Dataset items:
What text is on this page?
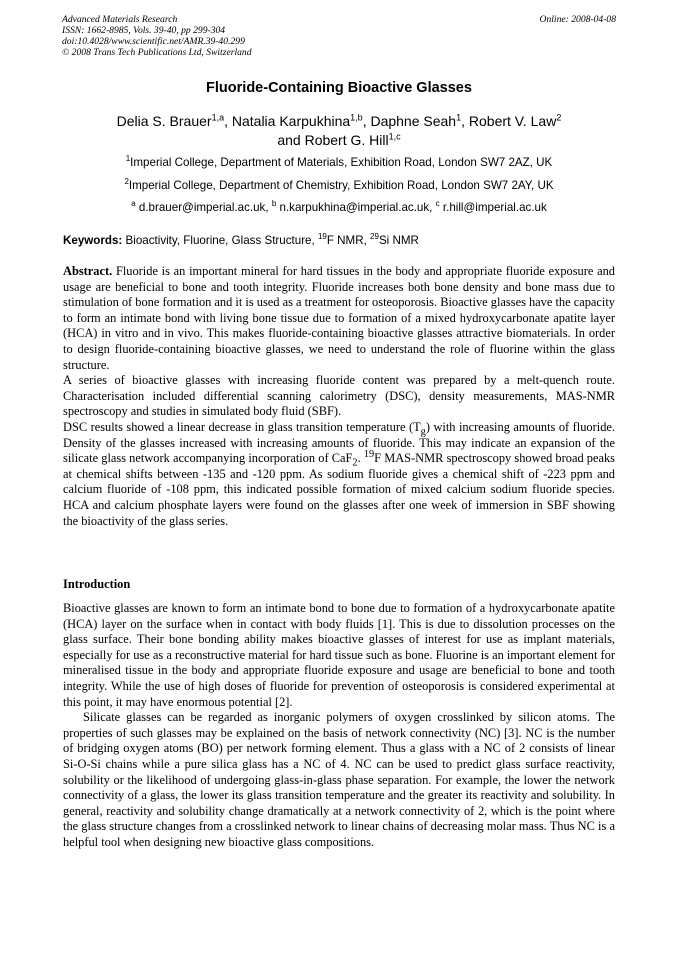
Advanced Materials Research
ISSN: 1662-8985, Vols. 39-40, pp 299-304
doi:10.4028/www.scientific.net/AMR.39-40.299
© 2008 Trans Tech Publications Ltd, Switzerland
Online: 2008-04-08
Fluoride-Containing Bioactive Glasses
Delia S. Brauer$^{1,a}$, Natalia Karpukhina$^{1,b}$, Daphne Seah$^1$, Robert V. Law$^2$
and Robert G. Hill$^{1,c}$
$^1$Imperial College, Department of Materials, Exhibition Road, London SW7 2AZ, UK
$^2$Imperial College, Department of Chemistry, Exhibition Road, London SW7 2AY, UK
$^a$ d.brauer@imperial.ac.uk, $^b$ n.karpukhina@imperial.ac.uk, $^c$ r.hill@imperial.ac.uk
Keywords: Bioactivity, Fluorine, Glass Structure, $^{19}$F NMR, $^{29}$Si NMR

Abstract. Fluoride is an important mineral for hard tissues in the body and appropriate fluoride exposure and usage are beneficial to bone and tooth integrity. Fluoride increases both bone density and bone mass due to stimulation of bone formation and it is used as a treatment for osteoporosis. Bioactive glasses have the capacity to form an intimate bond with living bone tissue due to formation of a mixed hydroxycarbonate apatite layer (HCA) in vitro and in vivo. This makes fluoride-containing bioactive glasses attractive biomaterials. In order to design fluoride-containing bioactive glasses, we need to understand the role of fluorine within the glass structure.

A series of bioactive glasses with increasing fluoride content was prepared by a melt-quench route. Characterisation included differential scanning calorimetry (DSC), density measurements, MAS-NMR spectroscopy and studies in simulated body fluid (SBF).

DSC results showed a linear decrease in glass transition temperature $(T_g)$ with increasing amounts of fluoride. Density of the glasses increased with increasing amounts of fluoride. This may indicate an expansion of the silicate glass network accompanying incorporation of CaF$_2$. $^{19}$F MAS-NMR spectroscopy showed broad peaks at chemical shifts between -135 and -120 ppm. As sodium fluoride gives a chemical shift of -223 ppm and calcium fluoride of -108 ppm, this indicated possible formation of mixed calcium sodium fluoride species. HCA and calcium phosphate layers were found on the glasses after one week of immersion in SBF showing the bioactivity of the glass series.

Introduction

Bioactive glasses are known to form an intimate bond to bone due to formation of a hydroxycarbonate apatite (HCA) layer on the surface when in contact with body fluids [1]. This is due to dissolution processes on the glass surface. Their bone bonding ability makes bioactive glasses of interest for use as implant materials, especially for use as a reconstructive material for hard tissue such as bone. Fluorine is an important element for mineralised tissue in the body and appropriate fluoride exposure and usage are beneficial to bone and tooth integrity. While the use of high doses of fluoride for prevention of osteoporosis is considered experimental at this point, it may have enormous potential [2].

Silicate glasses can be regarded as inorganic polymers of oxygen crosslinked by silicon atoms. The properties of such glasses may be explained on the basis of network connectivity (NC) [3]. NC is the number of bridging oxygen atoms (BO) per network forming element. Thus a glass with a NC of 2 consists of linear Si-O-Si chains while a pure silica glass has a NC of 4. NC can be used to predict glass surface reactivity, solubility or the likelihood of undergoing glass-in-glass phase separation. For example, the lower the network connectivity of a glass, the lower its glass transition temperature and the greater its reactivity and solubility. In general, reactivity and solubility change dramatically at a network connectivity of 2, which is the point where the glass structure changes from a crosslinked network to linear chains of decreasing molar mass. Thus NC is a helpful tool when designing new bioactive glass compositions.
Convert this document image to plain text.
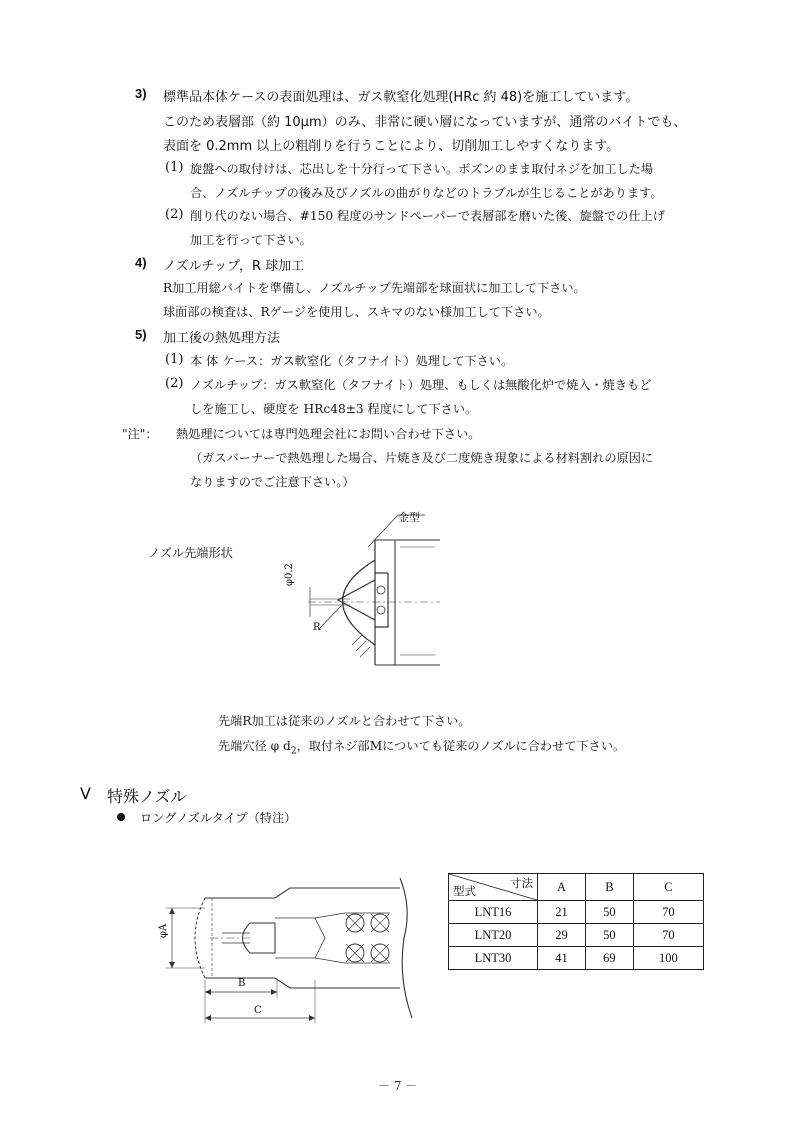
3) 標準品本体ケースの表面処理は、ガス軟窒化処理(HRc 約 48)を施工しています。
このため表層部（約 10μm）のみ、非常に硬い層になっていますが、通常のバイトでも、
表面を 0.2mm 以上の粗削りを行うことにより、切削加工しやすくなります。
(1) 旋盤への取付けは、芯出しを十分行って下さい。ボズンのまま取付ネジを加工した場
合、ノズルチップの後み及びノズルの曲がりなどのトラブルが生じることがあります。
(2) 削り代のない場合、#150 程度のサンドペーパーで表層部を磨いた後、旋盤での仕上げ
加工を行って下さい。
4) ノズルチップ，R 球加工
R加工用総バイトを準備し、ノズルチップ先端部を球面状に加工して下さい。
球面部の検査は、Rゲージを使用し、スキマのない様加工して下さい。
5) 加工後の熱処理方法
(1) 本 体 ケース：ガス軟窒化（タフナイト）処理して下さい。
(2) ノズルチップ：ガス軟窒化（タフナイト）処理、もしくは無酸化炉で焼入・焼きもど
しを施工し、硬度を HRc48±3 程度にして下さい。
"注"： 熱処理については専門処理会社にお問い合わせ下さい。
（ガスバーナーで熱処理した場合、片焼き及び二度焼き現象による材料割れの原因に
なりますのでご注意下さい。）
ノズル先端形状
金型
φ0.2
R
先端R加工は従来のノズルと合わせて下さい。
先端穴径 φ $d_2$，取付ネジ部Mについても従来のノズルに合わせて下さい。
V 特殊ノズル
ロングノズルタイプ（特注）
φA
B
C
寸法
型式	A	B	C
LNT16	21	50	70
LNT20	29	50	70
LNT30	41	69	100
－ 7 －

What the exercise asks: Your answer should be a single number: the count of lines in the data that include the word "hydroxycarbonate".

Answer to this exercise: 2